(Dataset entries)
::::::::
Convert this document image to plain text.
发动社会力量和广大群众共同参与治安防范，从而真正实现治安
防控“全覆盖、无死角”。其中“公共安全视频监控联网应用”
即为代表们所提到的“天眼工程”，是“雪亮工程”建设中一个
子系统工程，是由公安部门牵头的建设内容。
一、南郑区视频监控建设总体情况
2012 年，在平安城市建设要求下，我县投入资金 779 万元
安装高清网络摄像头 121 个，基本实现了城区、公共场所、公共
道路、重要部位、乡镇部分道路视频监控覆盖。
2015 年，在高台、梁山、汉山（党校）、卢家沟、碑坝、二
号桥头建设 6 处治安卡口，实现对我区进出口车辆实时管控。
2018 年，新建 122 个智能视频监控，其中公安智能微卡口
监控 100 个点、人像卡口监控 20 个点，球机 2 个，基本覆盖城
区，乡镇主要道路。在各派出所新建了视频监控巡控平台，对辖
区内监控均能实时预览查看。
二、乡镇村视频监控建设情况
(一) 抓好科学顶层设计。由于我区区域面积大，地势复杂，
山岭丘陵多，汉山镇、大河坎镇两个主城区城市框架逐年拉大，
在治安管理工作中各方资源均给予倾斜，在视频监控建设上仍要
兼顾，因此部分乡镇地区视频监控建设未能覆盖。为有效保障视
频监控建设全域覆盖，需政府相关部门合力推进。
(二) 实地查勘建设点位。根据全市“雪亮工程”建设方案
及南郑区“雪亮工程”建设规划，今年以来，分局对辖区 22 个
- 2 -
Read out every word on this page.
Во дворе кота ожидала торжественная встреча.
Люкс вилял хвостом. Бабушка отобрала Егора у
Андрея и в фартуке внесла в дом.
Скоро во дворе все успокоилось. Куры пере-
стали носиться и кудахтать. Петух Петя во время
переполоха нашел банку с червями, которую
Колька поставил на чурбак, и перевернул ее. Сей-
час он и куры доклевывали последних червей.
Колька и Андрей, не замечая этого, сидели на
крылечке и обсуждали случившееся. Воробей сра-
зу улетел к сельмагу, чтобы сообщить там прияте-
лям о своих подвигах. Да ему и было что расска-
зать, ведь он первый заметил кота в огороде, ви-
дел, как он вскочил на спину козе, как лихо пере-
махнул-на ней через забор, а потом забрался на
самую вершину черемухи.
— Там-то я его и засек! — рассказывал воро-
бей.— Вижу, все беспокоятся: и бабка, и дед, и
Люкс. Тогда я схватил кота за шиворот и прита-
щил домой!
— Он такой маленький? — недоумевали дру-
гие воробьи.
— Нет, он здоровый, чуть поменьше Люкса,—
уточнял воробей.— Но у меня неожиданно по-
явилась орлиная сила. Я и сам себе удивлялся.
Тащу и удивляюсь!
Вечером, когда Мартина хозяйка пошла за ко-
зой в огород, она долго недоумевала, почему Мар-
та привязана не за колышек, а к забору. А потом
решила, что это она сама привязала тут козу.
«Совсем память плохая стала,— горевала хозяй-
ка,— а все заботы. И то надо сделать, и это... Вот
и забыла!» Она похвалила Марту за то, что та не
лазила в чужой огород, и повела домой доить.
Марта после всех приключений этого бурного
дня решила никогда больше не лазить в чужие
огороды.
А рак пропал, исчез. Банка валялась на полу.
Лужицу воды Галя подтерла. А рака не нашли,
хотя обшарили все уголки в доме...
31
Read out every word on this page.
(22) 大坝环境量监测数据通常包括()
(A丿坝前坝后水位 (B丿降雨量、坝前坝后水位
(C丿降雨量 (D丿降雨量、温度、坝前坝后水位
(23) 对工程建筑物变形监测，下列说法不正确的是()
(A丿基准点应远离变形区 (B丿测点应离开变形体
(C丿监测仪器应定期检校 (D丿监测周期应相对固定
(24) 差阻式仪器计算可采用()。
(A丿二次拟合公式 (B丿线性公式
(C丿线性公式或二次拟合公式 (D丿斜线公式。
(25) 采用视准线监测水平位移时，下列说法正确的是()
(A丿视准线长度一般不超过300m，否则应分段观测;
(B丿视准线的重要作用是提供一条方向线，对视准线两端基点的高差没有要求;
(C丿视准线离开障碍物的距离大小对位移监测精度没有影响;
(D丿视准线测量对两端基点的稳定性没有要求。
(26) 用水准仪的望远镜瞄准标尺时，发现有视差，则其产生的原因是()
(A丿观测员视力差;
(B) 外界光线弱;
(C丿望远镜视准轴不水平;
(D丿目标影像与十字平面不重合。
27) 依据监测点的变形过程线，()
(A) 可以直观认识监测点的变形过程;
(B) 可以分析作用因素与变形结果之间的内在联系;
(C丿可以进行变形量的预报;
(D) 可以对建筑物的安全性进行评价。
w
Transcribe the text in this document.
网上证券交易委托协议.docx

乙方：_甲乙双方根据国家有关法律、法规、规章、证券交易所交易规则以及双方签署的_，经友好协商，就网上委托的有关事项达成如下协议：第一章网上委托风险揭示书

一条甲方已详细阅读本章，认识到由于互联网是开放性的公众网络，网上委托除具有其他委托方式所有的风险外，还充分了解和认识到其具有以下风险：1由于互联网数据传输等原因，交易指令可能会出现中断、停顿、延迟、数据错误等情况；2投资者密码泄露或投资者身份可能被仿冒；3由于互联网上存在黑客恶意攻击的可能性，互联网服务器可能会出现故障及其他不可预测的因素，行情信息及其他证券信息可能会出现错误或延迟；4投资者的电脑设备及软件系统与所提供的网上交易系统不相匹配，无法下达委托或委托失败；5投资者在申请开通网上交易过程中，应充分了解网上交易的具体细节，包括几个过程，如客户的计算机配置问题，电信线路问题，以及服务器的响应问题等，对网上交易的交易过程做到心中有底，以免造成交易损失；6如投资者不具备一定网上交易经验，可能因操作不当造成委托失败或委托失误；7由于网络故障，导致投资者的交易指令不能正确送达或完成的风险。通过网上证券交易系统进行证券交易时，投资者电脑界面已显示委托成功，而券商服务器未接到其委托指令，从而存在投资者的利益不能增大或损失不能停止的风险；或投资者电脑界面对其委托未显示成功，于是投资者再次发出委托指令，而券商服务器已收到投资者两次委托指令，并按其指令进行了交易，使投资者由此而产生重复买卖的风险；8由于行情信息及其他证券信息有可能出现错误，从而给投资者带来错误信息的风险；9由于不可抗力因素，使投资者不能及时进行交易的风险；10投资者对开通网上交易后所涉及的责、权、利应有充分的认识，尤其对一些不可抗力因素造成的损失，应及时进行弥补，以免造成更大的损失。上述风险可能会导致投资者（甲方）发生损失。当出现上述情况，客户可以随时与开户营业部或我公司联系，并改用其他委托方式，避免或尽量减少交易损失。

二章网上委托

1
::::::::
Directions: Type out the material again exactly as presented.

Problem solution:
Convert this document image to plain text.
发动社会力量和广大群众共同参与治安防范，从而真正实现治安
防控“全覆盖、无死角”。其中“公共安全视频监控联网应用”
即为代表们所提到的“天眼工程”，是“雪亮工程”建设中一个
子系统工程，是由公安部门牵头的建设内容。
一、南郑区视频监控建设总体情况
2012 年，在平安城市建设要求下，我县投入资金 779 万元
安装高清网络摄像头 121 个，基本实现了城区、公共场所、公共
道路、重要部位、乡镇部分道路视频监控覆盖。
2015 年，在高台、梁山、汉山（党校）、卢家沟、碑坝、二
号桥头建设 6 处治安卡口，实现对我区进出口车辆实时管控。
2018 年，新建 122 个智能视频监控，其中公安智能微卡口
监控 100 个点、人像卡口监控 20 个点，球机 2 个，基本覆盖城
区，乡镇主要道路。在各派出所新建了视频监控巡控平台，对辖
区内监控均能实时预览查看。
二、乡镇村视频监控建设情况
(一) 抓好科学顶层设计。由于我区区域面积大，地势复杂，
山岭丘陵多，汉山镇、大河坎镇两个主城区城市框架逐年拉大，
在治安管理工作中各方资源均给予倾斜，在视频监控建设上仍要
兼顾，因此部分乡镇地区视频监控建设未能覆盖。为有效保障视
频监控建设全域覆盖，需政府相关部门合力推进。
(二) 实地查勘建设点位。根据全市“雪亮工程”建设方案
及南郑区“雪亮工程”建设规划，今年以来，分局对辖区 22 个
- 2 -
Read out every word on this page.
Во дворе кота ожидала торжественная встреча.
Люкс вилял хвостом. Бабушка отобрала Егора у
Андрея и в фартуке внесла в дом.
Скоро во дворе все успокоилось. Куры пере-
стали носиться и кудахтать. Петух Петя во время
переполоха нашел банку с червями, которую
Колька поставил на чурбак, и перевернул ее. Сей-
час он и куры доклевывали последних червей.
Колька и Андрей, не замечая этого, сидели на
крылечке и обсуждали случившееся. Воробей сра-
зу улетел к сельмагу, чтобы сообщить там прияте-
лям о своих подвигах. Да ему и было что расска-
зать, ведь он первый заметил кота в огороде, ви-
дел, как он вскочил на спину козе, как лихо пере-
махнул-на ней через забор, а потом забрался на
самую вершину черемухи.
— Там-то я его и засек! — рассказывал воро-
бей.— Вижу, все беспокоятся: и бабка, и дед, и
Люкс. Тогда я схватил кота за шиворот и прита-
щил домой!
— Он такой маленький? — недоумевали дру-
гие воробьи.
— Нет, он здоровый, чуть поменьше Люкса,—
уточнял воробей.— Но у меня неожиданно по-
явилась орлиная сила. Я и сам себе удивлялся.
Тащу и удивляюсь!
Вечером, когда Мартина хозяйка пошла за ко-
зой в огород, она долго недоумевала, почему Мар-
та привязана не за колышек, а к забору. А потом
решила, что это она сама привязала тут козу.
«Совсем память плохая стала,— горевала хозяй-
ка,— а все заботы. И то надо сделать, и это... Вот
и забыла!» Она похвалила Марту за то, что та не
лазила в чужой огород, и повела домой доить.
Марта после всех приключений этого бурного
дня решила никогда больше не лазить в чужие
огороды.
А рак пропал, исчез. Банка валялась на полу.
Лужицу воды Галя подтерла. А рака не нашли,
хотя обшарили все уголки в доме...
31
Read out every word on this page.
(22) 大坝环境量监测数据通常包括()
(A丿坝前坝后水位 (B丿降雨量、坝前坝后水位
(C丿降雨量 (D丿降雨量、温度、坝前坝后水位
(23) 对工程建筑物变形监测，下列说法不正确的是()
(A丿基准点应远离变形区 (B丿测点应离开变形体
(C丿监测仪器应定期检校 (D丿监测周期应相对固定
(24) 差阻式仪器计算可采用()。
(A丿二次拟合公式 (B丿线性公式
(C丿线性公式或二次拟合公式 (D丿斜线公式。
(25) 采用视准线监测水平位移时，下列说法正确的是()
(A丿视准线长度一般不超过300m，否则应分段观测;
(B丿视准线的重要作用是提供一条方向线，对视准线两端基点的高差没有要求;
(C丿视准线离开障碍物的距离大小对位移监测精度没有影响;
(D丿视准线测量对两端基点的稳定性没有要求。
(26) 用水准仪的望远镜瞄准标尺时，发现有视差，则其产生的原因是()
(A丿观测员视力差;
(B) 外界光线弱;
(C丿望远镜视准轴不水平;
(D丿目标影像与十字平面不重合。
27) 依据监测点的变形过程线，()
(A) 可以直观认识监测点的变形过程;
(B) 可以分析作用因素与变形结果之间的内在联系;
(C丿可以进行变形量的预报;
(D) 可以对建筑物的安全性进行评价。
w
Transcribe the text in this document.
网上证券交易委托协议.docx

乙方：_甲乙双方根据国家有关法律、法规、规章、证券交易所交易规则以及双方签署的_，经友好协商，就网上委托的有关事项达成如下协议：第一章网上委托风险揭示书

一条甲方已详细阅读本章，认识到由于互联网是开放性的公众网络，网上委托除具有其他委托方式所有的风险外，还充分了解和认识到其具有以下风险：1由于互联网数据传输等原因，交易指令可能会出现中断、停顿、延迟、数据错误等情况；2投资者密码泄露或投资者身份可能被仿冒；3由于互联网上存在黑客恶意攻击的可能性，互联网服务器可能会出现故障及其他不可预测的因素，行情信息及其他证券信息可能会出现错误或延迟；4投资者的电脑设备及软件系统与所提供的网上交易系统不相匹配，无法下达委托或委托失败；5投资者在申请开通网上交易过程中，应充分了解网上交易的具体细节，包括几个过程，如客户的计算机配置问题，电信线路问题，以及服务器的响应问题等，对网上交易的交易过程做到心中有底，以免造成交易损失；6如投资者不具备一定网上交易经验，可能因操作不当造成委托失败或委托失误；7由于网络故障，导致投资者的交易指令不能正确送达或完成的风险。通过网上证券交易系统进行证券交易时，投资者电脑界面已显示委托成功，而券商服务器未接到其委托指令，从而存在投资者的利益不能增大或损失不能停止的风险；或投资者电脑界面对其委托未显示成功，于是投资者再次发出委托指令，而券商服务器已收到投资者两次委托指令，并按其指令进行了交易，使投资者由此而产生重复买卖的风险；8由于行情信息及其他证券信息有可能出现错误，从而给投资者带来错误信息的风险；9由于不可抗力因素，使投资者不能及时进行交易的风险；10投资者对开通网上交易后所涉及的责、权、利应有充分的认识，尤其对一些不可抗力因素造成的损失，应及时进行弥补，以免造成更大的损失。上述风险可能会导致投资者（甲方）发生损失。当出现上述情况，客户可以随时与开户营业部或我公司联系，并改用其他委托方式，避免或尽量减少交易损失。

二章网上委托

1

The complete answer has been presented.